Lines of data:
-------------------------
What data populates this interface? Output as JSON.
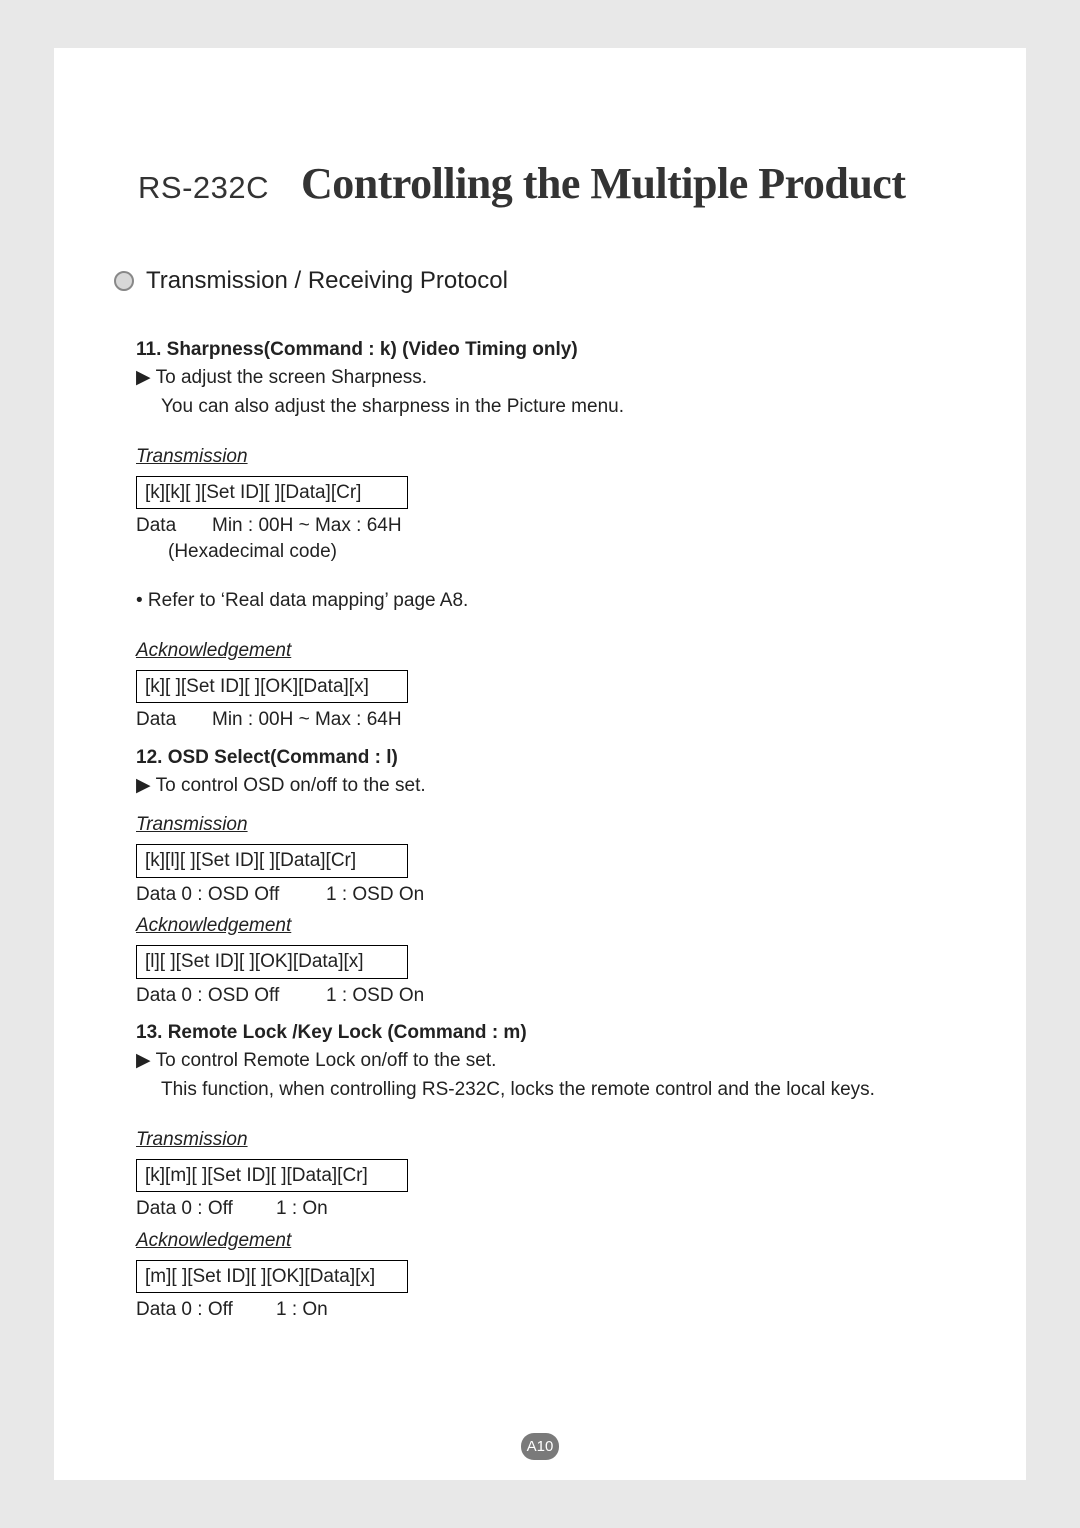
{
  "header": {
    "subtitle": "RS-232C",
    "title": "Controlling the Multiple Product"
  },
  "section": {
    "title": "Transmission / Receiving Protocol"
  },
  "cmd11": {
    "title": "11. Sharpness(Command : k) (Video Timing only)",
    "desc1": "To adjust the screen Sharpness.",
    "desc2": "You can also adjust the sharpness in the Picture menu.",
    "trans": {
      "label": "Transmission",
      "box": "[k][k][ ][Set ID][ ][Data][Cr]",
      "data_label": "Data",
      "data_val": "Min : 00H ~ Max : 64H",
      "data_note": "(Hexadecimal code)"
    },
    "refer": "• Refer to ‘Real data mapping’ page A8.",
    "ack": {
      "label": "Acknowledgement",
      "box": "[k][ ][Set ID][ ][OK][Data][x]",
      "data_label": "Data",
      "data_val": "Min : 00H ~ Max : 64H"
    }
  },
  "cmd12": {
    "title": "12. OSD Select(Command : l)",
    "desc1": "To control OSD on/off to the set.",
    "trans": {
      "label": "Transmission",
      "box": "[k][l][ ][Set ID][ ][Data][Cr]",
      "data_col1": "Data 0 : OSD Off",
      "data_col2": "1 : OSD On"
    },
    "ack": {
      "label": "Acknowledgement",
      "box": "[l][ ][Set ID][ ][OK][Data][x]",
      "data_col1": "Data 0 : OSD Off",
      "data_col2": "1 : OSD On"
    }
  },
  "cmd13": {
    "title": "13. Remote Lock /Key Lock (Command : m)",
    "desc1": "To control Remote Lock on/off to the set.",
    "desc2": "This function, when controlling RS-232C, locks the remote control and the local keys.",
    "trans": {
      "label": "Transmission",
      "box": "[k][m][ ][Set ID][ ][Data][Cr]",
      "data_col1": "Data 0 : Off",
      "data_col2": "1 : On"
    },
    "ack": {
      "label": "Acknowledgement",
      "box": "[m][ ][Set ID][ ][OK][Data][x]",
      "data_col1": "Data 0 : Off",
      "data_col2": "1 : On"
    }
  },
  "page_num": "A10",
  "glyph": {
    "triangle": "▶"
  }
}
-------------------------
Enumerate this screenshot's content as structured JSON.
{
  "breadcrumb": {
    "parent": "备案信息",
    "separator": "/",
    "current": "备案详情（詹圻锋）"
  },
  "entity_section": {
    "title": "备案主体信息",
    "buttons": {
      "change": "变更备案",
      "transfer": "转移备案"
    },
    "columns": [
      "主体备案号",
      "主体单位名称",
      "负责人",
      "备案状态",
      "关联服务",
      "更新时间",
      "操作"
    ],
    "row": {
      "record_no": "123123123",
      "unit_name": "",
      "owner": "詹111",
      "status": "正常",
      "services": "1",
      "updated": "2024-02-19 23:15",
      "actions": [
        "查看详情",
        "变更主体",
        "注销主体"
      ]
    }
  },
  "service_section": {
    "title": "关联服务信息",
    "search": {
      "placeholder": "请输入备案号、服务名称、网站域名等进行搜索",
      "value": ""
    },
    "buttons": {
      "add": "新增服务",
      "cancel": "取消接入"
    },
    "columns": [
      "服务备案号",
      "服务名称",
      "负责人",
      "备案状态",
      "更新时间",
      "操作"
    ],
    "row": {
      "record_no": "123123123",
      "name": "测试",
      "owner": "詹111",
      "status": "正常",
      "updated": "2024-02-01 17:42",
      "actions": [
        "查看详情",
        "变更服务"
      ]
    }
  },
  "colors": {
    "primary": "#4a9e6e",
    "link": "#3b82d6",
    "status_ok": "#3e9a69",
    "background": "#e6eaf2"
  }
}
-------------------------
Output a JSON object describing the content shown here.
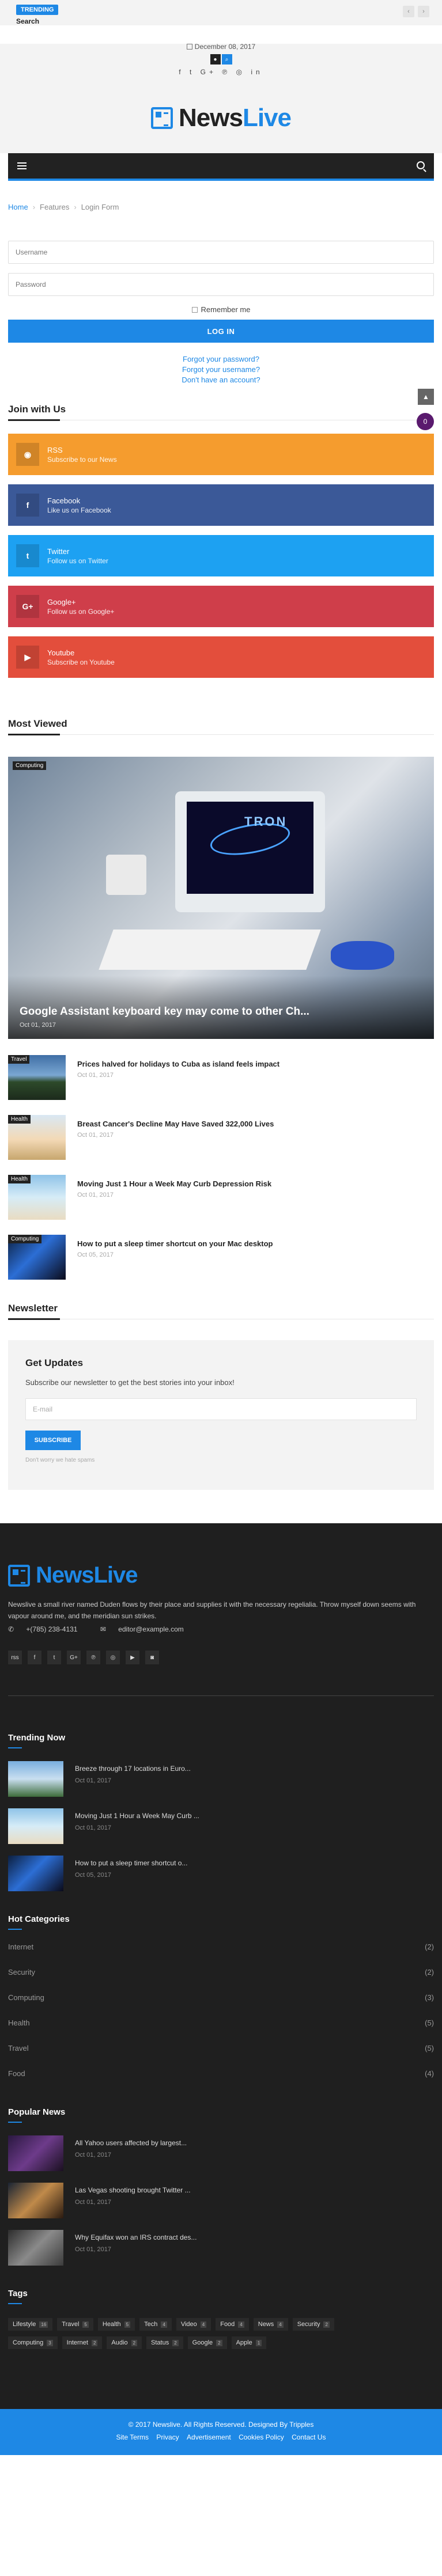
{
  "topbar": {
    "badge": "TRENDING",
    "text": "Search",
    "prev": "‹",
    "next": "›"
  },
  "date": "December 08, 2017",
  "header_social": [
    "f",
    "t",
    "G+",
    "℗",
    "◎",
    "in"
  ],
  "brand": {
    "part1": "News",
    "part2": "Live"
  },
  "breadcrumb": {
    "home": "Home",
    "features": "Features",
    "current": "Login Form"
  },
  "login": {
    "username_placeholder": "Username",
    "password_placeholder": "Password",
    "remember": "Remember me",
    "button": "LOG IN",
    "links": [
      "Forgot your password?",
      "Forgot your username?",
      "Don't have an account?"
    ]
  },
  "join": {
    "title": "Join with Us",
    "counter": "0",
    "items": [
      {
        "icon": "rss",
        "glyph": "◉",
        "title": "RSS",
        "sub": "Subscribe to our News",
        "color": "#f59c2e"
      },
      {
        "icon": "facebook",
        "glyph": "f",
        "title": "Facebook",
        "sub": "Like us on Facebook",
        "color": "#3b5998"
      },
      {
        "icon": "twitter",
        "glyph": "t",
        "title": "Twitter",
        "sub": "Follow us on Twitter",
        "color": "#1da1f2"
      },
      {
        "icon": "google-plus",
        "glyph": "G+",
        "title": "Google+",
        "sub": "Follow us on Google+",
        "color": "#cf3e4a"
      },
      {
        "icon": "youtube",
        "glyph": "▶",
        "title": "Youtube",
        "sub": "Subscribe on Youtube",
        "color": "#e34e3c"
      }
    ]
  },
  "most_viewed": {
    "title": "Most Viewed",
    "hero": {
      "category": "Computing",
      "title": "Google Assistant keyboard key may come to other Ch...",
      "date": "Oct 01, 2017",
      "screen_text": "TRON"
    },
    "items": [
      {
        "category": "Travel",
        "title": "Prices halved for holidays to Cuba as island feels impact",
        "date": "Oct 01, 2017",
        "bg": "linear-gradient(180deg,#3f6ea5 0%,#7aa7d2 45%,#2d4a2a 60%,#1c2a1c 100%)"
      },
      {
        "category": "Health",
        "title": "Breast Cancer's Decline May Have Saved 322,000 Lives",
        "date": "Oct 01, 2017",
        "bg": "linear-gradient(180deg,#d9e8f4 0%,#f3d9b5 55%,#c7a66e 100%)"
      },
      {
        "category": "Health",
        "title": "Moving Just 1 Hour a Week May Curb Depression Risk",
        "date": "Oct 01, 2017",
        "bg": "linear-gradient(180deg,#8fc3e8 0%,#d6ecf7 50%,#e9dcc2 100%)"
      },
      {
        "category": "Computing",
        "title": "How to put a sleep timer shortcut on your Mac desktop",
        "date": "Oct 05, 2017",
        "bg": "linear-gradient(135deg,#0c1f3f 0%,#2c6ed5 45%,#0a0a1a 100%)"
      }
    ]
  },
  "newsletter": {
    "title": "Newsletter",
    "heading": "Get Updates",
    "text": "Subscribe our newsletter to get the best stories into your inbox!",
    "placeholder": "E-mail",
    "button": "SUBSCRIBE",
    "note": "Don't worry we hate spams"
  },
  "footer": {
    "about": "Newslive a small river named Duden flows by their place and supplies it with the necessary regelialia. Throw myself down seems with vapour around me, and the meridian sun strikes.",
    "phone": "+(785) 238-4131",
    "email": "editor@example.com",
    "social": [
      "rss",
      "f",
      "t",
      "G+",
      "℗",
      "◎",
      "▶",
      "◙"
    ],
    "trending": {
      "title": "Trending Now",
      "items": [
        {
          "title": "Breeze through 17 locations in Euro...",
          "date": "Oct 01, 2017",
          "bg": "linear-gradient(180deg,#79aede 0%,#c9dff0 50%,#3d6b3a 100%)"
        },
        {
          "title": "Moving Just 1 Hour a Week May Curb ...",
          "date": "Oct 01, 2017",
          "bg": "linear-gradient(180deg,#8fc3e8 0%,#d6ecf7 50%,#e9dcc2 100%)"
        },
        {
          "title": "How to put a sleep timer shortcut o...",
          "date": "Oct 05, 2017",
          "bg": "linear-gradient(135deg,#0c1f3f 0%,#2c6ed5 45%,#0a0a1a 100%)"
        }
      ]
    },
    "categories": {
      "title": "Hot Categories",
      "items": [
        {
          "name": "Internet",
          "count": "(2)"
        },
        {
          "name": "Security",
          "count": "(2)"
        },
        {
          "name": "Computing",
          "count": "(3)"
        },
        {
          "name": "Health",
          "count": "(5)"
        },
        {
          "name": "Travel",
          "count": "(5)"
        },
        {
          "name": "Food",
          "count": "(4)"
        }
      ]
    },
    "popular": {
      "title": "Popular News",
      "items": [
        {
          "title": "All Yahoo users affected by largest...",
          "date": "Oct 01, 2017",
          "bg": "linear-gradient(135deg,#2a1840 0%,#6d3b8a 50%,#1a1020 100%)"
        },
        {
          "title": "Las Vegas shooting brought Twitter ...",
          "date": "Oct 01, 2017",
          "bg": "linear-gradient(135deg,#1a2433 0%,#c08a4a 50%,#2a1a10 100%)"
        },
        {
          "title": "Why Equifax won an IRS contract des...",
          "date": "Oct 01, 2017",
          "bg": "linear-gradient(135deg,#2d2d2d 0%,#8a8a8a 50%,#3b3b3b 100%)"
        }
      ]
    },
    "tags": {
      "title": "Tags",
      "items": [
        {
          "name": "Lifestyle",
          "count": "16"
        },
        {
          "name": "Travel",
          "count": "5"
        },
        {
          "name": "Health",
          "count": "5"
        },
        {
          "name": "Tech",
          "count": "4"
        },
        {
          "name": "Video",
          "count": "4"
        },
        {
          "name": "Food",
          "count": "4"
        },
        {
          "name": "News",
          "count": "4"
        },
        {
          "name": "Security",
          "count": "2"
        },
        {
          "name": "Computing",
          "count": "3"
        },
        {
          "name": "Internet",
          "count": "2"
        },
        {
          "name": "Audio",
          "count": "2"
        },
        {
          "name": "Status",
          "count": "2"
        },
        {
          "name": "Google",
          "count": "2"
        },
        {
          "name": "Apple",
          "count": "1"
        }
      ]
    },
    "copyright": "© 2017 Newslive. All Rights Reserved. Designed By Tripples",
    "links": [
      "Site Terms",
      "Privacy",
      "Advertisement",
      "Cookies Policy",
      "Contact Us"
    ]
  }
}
-------------------------
» **PROBLEM**:
Find the lines holding "icon" and list every one.

» **RESPONSE TO THE TASK**:
        "icon": "rss",
        "icon": "facebook",
        "icon": "twitter",
        "icon": "google-plus",
        "icon": "youtube",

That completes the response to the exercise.